— start RECORD LIST —

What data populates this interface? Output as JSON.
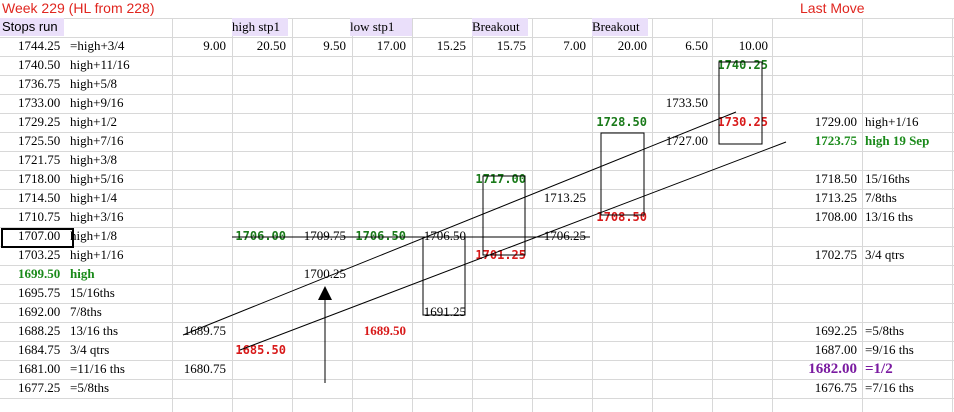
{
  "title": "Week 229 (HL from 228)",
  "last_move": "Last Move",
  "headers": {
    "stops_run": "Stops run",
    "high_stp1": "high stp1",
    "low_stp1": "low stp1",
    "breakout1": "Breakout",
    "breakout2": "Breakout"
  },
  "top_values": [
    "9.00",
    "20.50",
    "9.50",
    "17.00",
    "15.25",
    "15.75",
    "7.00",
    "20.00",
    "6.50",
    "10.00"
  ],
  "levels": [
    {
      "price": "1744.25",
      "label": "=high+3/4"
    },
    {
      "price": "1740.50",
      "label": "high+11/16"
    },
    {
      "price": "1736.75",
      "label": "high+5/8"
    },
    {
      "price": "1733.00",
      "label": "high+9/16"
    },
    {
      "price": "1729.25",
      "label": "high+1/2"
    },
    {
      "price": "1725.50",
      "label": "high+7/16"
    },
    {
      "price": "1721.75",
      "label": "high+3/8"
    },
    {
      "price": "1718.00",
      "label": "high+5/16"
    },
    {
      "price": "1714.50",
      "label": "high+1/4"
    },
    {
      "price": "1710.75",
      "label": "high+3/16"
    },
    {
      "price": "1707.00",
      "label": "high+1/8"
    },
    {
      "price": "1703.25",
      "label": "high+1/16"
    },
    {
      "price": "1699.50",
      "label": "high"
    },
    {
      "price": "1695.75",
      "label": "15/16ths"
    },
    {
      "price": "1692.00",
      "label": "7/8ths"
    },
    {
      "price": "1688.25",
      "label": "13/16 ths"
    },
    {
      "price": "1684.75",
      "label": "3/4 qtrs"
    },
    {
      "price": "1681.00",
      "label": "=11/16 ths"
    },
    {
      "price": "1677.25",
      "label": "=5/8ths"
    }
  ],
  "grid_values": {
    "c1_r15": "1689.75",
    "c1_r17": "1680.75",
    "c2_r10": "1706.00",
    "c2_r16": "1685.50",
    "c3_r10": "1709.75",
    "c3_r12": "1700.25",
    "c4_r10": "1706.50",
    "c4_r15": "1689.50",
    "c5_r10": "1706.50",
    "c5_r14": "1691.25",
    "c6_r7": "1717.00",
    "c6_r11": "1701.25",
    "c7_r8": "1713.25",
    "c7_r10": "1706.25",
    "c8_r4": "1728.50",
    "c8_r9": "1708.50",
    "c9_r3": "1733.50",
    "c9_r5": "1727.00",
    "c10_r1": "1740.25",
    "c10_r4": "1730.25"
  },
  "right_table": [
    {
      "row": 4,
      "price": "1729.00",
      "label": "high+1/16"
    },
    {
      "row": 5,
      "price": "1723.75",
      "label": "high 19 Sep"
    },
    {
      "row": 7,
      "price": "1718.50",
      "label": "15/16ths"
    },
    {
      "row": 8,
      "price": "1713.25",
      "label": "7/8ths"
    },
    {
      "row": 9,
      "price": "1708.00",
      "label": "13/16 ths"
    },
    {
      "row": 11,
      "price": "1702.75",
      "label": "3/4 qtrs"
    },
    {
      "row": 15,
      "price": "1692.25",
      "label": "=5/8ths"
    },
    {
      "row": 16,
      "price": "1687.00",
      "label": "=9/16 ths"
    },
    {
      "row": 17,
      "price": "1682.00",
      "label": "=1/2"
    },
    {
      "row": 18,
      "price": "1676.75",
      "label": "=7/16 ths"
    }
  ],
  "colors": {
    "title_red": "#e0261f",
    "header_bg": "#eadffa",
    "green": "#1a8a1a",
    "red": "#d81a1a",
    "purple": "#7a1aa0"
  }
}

— end RECORD LIST —

■ WHAT IS NEEDED
Collect every line with the string "Breakout" from the records, and copy each.

■ TASK SOLUTION
    "breakout1": "Breakout",
    "breakout2": "Breakout"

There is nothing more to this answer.